**TASK INSTRUCTIONS**
Copy every record below, exactly as written.

**MATERIAL FOR THIS EXERCISE**
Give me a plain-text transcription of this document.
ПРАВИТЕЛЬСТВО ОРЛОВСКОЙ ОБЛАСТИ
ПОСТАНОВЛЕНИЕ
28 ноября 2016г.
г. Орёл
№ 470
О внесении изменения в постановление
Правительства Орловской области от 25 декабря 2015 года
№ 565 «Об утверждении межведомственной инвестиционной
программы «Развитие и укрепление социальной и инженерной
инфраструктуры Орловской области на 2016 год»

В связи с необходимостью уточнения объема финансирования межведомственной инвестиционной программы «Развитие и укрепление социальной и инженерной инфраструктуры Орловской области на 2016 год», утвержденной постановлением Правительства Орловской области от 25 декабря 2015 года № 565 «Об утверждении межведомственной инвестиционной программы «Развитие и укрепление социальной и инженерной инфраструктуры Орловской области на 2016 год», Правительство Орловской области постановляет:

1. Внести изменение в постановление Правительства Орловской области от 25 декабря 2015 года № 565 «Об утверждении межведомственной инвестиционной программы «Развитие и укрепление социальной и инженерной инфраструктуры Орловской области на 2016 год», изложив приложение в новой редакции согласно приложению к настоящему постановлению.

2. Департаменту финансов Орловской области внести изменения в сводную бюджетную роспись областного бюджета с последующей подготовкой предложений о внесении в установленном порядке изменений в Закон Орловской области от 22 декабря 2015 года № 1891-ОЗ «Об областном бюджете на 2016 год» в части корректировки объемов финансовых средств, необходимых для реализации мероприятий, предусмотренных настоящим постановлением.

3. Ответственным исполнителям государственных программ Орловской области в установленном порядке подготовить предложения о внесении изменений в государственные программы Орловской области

**RESULT OF THE TASK**
Give me a plain-text transcription of this document.
ПРАВИТЕЛЬСТВО ОРЛОВСКОЙ ОБЛАСТИ
ПОСТАНОВЛЕНИЕ
28 ноября 2016г.
г. Орёл
№ 470
О внесении изменения в постановление
Правительства Орловской области от 25 декабря 2015 года
№ 565 «Об утверждении межведомственной инвестиционной
программы «Развитие и укрепление социальной и инженерной
инфраструктуры Орловской области на 2016 год»

В связи с необходимостью уточнения объема финансирования межведомственной инвестиционной программы «Развитие и укрепление социальной и инженерной инфраструктуры Орловской области на 2016 год», утвержденной постановлением Правительства Орловской области от 25 декабря 2015 года № 565 «Об утверждении межведомственной инвестиционной программы «Развитие и укрепление социальной и инженерной инфраструктуры Орловской области на 2016 год», Правительство Орловской области постановляет:

1. Внести изменение в постановление Правительства Орловской области от 25 декабря 2015 года № 565 «Об утверждении межведомственной инвестиционной программы «Развитие и укрепление социальной и инженерной инфраструктуры Орловской области на 2016 год», изложив приложение в новой редакции согласно приложению к настоящему постановлению.

2. Департаменту финансов Орловской области внести изменения в сводную бюджетную роспись областного бюджета с последующей подготовкой предложений о внесении в установленном порядке изменений в Закон Орловской области от 22 декабря 2015 года № 1891-ОЗ «Об областном бюджете на 2016 год» в части корректировки объемов финансовых средств, необходимых для реализации мероприятий, предусмотренных настоящим постановлением.

3. Ответственным исполнителям государственных программ Орловской области в установленном порядке подготовить предложения о внесении изменений в государственные программы Орловской области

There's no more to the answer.